→ **WHAT THE EXERCISE ASKS**: Among the records below, find each line that includes the string "background" and copy it.

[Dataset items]

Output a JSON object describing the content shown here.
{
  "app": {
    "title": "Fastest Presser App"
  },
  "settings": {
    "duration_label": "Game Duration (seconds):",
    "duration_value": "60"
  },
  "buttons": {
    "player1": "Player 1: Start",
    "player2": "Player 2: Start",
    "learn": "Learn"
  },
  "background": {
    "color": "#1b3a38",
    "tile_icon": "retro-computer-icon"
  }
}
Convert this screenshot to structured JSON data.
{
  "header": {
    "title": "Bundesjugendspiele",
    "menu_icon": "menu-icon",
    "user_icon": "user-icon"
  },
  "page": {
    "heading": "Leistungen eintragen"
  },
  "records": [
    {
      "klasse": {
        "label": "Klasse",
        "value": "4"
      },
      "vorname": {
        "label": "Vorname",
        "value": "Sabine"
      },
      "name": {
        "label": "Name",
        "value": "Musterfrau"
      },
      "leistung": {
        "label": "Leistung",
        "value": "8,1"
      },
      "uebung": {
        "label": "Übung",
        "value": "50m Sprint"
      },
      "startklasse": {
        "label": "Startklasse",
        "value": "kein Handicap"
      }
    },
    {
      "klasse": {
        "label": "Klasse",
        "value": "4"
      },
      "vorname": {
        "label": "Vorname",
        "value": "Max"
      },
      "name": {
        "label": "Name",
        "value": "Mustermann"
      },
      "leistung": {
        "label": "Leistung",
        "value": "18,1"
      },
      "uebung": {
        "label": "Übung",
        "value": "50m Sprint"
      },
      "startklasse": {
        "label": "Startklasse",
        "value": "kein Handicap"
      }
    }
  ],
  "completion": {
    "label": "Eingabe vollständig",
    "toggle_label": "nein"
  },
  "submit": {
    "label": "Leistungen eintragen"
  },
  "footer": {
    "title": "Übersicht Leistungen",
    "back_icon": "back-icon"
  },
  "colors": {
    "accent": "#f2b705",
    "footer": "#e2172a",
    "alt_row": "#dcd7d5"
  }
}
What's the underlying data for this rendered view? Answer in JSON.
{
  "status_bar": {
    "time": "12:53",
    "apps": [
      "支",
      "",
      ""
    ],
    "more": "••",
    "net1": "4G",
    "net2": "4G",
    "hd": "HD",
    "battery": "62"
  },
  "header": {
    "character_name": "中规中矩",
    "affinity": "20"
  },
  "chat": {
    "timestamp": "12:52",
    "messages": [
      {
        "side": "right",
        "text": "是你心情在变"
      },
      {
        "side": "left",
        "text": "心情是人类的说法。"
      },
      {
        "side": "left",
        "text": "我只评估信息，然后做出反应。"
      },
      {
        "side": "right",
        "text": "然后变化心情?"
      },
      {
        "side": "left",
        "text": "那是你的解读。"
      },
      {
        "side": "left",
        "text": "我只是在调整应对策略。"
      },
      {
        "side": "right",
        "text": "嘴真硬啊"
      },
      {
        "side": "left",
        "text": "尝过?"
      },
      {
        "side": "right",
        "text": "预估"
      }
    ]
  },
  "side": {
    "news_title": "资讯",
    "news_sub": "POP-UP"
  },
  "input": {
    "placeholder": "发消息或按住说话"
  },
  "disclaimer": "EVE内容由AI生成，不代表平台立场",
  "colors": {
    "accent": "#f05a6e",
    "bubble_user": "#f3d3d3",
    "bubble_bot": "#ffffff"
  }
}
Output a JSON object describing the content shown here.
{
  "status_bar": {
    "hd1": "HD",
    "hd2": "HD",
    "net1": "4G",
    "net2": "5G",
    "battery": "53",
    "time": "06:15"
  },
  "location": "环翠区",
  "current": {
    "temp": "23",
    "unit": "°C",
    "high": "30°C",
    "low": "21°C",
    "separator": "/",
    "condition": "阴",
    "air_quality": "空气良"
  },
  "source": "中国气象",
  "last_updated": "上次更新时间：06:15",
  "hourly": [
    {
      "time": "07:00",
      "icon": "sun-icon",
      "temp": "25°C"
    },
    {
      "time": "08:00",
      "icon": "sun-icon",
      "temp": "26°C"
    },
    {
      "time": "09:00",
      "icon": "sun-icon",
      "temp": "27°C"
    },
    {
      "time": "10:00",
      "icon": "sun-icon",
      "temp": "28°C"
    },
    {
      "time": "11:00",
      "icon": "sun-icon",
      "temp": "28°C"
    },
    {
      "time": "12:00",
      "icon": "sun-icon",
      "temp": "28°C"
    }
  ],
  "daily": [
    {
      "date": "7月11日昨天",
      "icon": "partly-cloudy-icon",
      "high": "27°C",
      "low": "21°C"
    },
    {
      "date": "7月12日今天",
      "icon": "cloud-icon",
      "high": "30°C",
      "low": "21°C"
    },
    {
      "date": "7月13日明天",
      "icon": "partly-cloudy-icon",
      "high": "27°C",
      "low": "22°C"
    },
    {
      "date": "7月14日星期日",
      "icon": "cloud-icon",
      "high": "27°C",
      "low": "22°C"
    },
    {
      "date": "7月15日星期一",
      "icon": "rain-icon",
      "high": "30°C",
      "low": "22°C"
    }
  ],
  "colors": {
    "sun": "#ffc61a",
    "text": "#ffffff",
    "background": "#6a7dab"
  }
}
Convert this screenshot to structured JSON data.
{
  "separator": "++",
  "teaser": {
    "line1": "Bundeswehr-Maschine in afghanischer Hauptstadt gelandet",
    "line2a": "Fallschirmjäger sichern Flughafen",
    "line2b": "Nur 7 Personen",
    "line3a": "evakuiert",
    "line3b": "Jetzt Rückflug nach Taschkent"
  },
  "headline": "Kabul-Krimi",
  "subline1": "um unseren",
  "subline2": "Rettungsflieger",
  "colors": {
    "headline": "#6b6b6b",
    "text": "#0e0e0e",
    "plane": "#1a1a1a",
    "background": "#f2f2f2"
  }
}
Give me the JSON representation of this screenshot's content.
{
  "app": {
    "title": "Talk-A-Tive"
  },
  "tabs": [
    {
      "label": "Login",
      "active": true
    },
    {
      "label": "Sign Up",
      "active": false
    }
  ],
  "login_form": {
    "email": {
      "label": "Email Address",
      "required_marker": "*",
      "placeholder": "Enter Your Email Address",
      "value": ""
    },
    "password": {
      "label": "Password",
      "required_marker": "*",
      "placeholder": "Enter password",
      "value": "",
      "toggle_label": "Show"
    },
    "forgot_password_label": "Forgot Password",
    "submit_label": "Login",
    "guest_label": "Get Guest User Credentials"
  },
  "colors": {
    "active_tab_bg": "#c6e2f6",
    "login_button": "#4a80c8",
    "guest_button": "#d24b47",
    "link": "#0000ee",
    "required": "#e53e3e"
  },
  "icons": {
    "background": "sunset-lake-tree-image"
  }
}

→ **TASK ANSWER**:
  "background": {
    "background": "#6a7dab"
    "background": "#f2f2f2"
    "background": "sunset-lake-tree-image"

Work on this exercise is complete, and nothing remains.